(Task to complete): Search the data for the string "paralysie" and gather each line it is in.

(Task material):
↓
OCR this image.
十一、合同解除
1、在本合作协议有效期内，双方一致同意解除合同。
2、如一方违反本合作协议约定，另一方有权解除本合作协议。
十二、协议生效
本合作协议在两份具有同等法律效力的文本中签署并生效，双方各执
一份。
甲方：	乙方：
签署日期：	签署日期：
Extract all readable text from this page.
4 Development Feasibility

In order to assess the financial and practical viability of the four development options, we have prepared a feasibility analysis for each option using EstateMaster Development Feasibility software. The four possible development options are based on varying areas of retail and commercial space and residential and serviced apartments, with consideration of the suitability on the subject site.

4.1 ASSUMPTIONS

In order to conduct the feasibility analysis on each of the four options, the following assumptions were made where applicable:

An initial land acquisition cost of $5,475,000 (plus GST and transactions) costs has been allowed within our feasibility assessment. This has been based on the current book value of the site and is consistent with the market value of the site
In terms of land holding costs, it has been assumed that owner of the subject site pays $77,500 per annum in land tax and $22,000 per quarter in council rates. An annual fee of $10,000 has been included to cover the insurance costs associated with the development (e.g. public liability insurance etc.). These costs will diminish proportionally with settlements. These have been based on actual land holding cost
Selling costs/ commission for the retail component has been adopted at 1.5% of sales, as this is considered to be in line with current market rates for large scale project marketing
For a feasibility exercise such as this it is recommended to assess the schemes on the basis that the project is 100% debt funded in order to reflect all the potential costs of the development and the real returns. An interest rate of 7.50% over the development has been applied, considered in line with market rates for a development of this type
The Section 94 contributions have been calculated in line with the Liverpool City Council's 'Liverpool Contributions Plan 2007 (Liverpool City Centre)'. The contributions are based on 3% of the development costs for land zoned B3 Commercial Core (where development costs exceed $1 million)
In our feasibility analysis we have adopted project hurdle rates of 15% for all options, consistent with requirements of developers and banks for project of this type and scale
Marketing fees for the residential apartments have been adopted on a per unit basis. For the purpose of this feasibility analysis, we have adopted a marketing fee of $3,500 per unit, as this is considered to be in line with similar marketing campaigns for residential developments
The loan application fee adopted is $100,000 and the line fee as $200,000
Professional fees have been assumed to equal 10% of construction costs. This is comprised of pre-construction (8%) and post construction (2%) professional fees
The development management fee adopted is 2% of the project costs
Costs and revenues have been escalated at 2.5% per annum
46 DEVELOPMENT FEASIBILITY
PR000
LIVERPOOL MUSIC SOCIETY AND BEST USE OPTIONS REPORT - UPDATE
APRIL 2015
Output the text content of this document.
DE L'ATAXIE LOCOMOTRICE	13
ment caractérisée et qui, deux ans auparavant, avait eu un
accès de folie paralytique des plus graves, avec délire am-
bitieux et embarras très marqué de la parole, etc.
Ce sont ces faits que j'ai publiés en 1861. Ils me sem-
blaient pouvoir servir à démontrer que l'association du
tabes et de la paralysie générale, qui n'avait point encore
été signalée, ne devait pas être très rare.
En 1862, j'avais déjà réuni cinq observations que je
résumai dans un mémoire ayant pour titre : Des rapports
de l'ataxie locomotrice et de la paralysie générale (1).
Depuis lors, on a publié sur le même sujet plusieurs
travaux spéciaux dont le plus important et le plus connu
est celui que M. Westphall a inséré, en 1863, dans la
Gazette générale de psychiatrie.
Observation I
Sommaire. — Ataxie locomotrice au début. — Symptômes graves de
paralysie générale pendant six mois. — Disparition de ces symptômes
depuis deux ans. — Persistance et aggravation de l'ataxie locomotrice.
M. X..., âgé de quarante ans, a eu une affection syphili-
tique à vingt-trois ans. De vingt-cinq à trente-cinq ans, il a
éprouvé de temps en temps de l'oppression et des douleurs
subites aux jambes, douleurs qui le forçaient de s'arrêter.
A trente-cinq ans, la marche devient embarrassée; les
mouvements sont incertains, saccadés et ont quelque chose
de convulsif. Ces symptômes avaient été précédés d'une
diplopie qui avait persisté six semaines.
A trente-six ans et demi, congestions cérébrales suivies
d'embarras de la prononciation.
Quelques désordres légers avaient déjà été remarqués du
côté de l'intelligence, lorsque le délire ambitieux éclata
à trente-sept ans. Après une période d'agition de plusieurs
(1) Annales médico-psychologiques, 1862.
↑
(Final result):
tabes et de la paralysie générale, qui n'avait point encore
de l'ataxie locomotrice et de la paralysie générale (1).
paralysie générale pendant six mois. — Disparition de ces symptômes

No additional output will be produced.